## WHAT THE TASK ASKS
Repeat the material below word for word and leave out all pictures.
※
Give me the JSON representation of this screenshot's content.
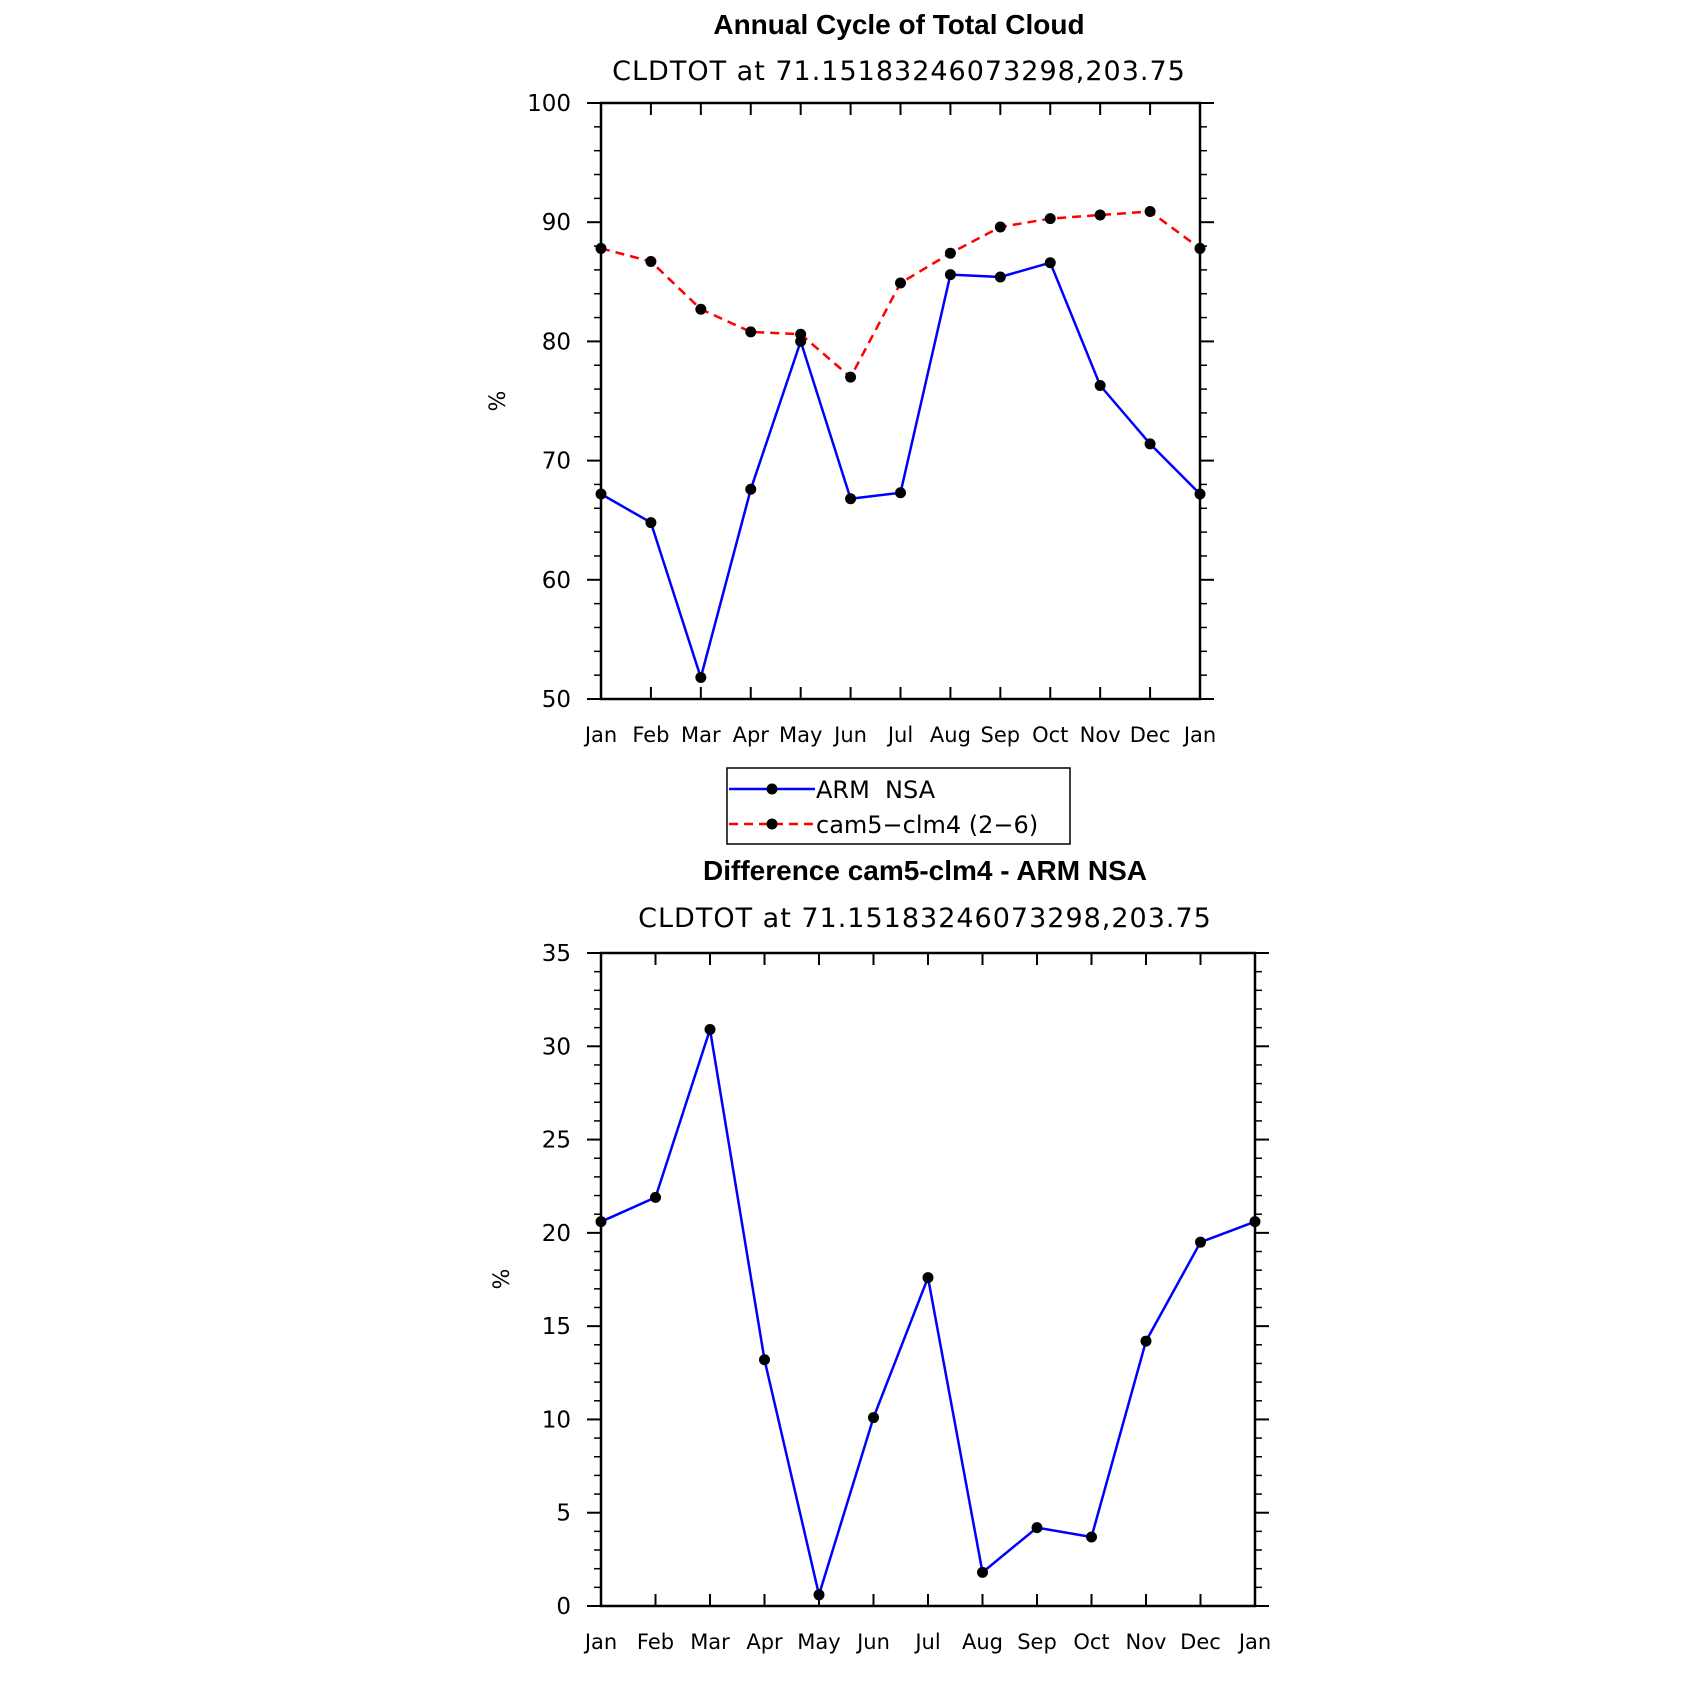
{
  "chart_data": [
    {
      "type": "line",
      "title": "Annual Cycle of Total Cloud",
      "subtitle": "CLDTOT at 71.15183246073298,203.75",
      "xlabel": "",
      "ylabel": "%",
      "categories": [
        "Jan",
        "Feb",
        "Mar",
        "Apr",
        "May",
        "Jun",
        "Jul",
        "Aug",
        "Sep",
        "Oct",
        "Nov",
        "Dec",
        "Jan"
      ],
      "ylim": [
        50,
        100
      ],
      "yticks": [
        50,
        60,
        70,
        80,
        90,
        100
      ],
      "grid": false,
      "legend_position": "below",
      "series": [
        {
          "name": "ARM  NSA",
          "color": "#0000ff",
          "dash": "solid",
          "values": [
            67.2,
            64.8,
            51.8,
            67.6,
            80.0,
            66.8,
            67.3,
            85.6,
            85.4,
            86.6,
            76.3,
            71.4,
            67.2
          ]
        },
        {
          "name": "cam5−clm4 (2−6)",
          "color": "#ff0000",
          "dash": "dashed",
          "values": [
            87.8,
            86.7,
            82.7,
            80.8,
            80.6,
            77.0,
            84.9,
            87.4,
            89.6,
            90.3,
            90.6,
            90.9,
            87.8
          ]
        }
      ]
    },
    {
      "type": "line",
      "title": "Difference cam5-clm4 - ARM NSA",
      "subtitle": "CLDTOT at 71.15183246073298,203.75",
      "xlabel": "",
      "ylabel": "%",
      "categories": [
        "Jan",
        "Feb",
        "Mar",
        "Apr",
        "May",
        "Jun",
        "Jul",
        "Aug",
        "Sep",
        "Oct",
        "Nov",
        "Dec",
        "Jan"
      ],
      "ylim": [
        0,
        35
      ],
      "yticks": [
        0,
        5,
        10,
        15,
        20,
        25,
        30,
        35
      ],
      "grid": false,
      "series": [
        {
          "color": "#0000ff",
          "dash": "solid",
          "values": [
            20.6,
            21.9,
            30.9,
            13.2,
            0.6,
            10.1,
            17.6,
            1.8,
            4.2,
            3.7,
            14.2,
            19.5,
            20.6
          ]
        }
      ]
    }
  ]
}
※
## RESPONSE
Give me the JSON representation of this screenshot's content.
{
  "chart_data": [
    {
      "type": "line",
      "title": "Annual Cycle of Total Cloud",
      "subtitle": "CLDTOT at 71.15183246073298,203.75",
      "xlabel": "",
      "ylabel": "%",
      "categories": [
        "Jan",
        "Feb",
        "Mar",
        "Apr",
        "May",
        "Jun",
        "Jul",
        "Aug",
        "Sep",
        "Oct",
        "Nov",
        "Dec",
        "Jan"
      ],
      "ylim": [
        50,
        100
      ],
      "yticks": [
        50,
        60,
        70,
        80,
        90,
        100
      ],
      "grid": false,
      "legend_position": "below",
      "series": [
        {
          "name": "ARM  NSA",
          "color": "#0000ff",
          "dash": "solid",
          "values": [
            67.2,
            64.8,
            51.8,
            67.6,
            80.0,
            66.8,
            67.3,
            85.6,
            85.4,
            86.6,
            76.3,
            71.4,
            67.2
          ]
        },
        {
          "name": "cam5−clm4 (2−6)",
          "color": "#ff0000",
          "dash": "dashed",
          "values": [
            87.8,
            86.7,
            82.7,
            80.8,
            80.6,
            77.0,
            84.9,
            87.4,
            89.6,
            90.3,
            90.6,
            90.9,
            87.8
          ]
        }
      ]
    },
    {
      "type": "line",
      "title": "Difference cam5-clm4 - ARM NSA",
      "subtitle": "CLDTOT at 71.15183246073298,203.75",
      "xlabel": "",
      "ylabel": "%",
      "categories": [
        "Jan",
        "Feb",
        "Mar",
        "Apr",
        "May",
        "Jun",
        "Jul",
        "Aug",
        "Sep",
        "Oct",
        "Nov",
        "Dec",
        "Jan"
      ],
      "ylim": [
        0,
        35
      ],
      "yticks": [
        0,
        5,
        10,
        15,
        20,
        25,
        30,
        35
      ],
      "grid": false,
      "series": [
        {
          "color": "#0000ff",
          "dash": "solid",
          "values": [
            20.6,
            21.9,
            30.9,
            13.2,
            0.6,
            10.1,
            17.6,
            1.8,
            4.2,
            3.7,
            14.2,
            19.5,
            20.6
          ]
        }
      ]
    }
  ]
}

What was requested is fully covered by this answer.